## Short problem
In the records below, pick out all lines containing the word "caption".

## Data for this task

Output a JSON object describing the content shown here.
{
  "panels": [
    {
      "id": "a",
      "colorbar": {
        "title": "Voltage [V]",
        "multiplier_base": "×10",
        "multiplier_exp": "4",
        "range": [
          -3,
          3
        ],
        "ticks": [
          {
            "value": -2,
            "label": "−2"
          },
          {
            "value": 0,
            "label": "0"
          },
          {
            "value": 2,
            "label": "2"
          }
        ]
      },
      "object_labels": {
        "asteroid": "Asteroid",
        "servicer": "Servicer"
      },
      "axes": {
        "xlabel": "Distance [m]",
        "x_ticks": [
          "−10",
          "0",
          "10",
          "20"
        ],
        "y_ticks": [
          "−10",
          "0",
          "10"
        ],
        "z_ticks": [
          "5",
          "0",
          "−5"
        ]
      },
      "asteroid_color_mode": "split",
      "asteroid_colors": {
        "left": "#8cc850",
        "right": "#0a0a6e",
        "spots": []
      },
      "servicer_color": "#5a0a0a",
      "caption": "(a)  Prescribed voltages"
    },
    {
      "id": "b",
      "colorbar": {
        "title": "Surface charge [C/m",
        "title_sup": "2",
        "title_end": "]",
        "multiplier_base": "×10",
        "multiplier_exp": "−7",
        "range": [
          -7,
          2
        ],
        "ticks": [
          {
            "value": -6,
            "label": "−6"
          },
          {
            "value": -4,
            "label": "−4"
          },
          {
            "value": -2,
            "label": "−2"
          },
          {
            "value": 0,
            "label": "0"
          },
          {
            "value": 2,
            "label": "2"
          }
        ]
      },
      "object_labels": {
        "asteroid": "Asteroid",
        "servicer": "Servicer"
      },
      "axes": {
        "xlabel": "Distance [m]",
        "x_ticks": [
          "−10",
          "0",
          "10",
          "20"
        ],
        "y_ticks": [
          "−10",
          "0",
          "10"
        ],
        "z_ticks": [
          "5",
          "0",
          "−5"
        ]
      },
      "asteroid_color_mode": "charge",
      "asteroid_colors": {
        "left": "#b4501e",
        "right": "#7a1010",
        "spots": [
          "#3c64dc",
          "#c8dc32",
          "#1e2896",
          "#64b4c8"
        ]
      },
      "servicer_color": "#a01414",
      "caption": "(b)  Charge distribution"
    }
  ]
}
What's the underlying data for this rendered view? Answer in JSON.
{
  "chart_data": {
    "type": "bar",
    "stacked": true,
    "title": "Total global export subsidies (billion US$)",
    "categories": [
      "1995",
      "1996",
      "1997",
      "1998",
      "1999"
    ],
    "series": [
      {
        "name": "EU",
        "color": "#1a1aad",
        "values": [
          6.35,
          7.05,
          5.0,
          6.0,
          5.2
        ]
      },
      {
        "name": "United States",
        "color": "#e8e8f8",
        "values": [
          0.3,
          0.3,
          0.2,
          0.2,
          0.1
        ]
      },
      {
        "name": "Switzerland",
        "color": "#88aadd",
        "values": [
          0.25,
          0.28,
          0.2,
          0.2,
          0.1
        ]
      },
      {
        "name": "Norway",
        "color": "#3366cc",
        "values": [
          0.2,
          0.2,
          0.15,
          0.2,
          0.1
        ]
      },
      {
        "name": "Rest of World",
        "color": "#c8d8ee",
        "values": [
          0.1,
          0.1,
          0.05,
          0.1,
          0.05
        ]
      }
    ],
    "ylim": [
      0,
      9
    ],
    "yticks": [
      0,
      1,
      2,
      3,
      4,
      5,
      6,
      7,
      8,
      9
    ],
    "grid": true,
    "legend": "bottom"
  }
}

## Task answer
      "caption": "(a)  Prescribed voltages"
      "caption": "(b)  Charge distribution"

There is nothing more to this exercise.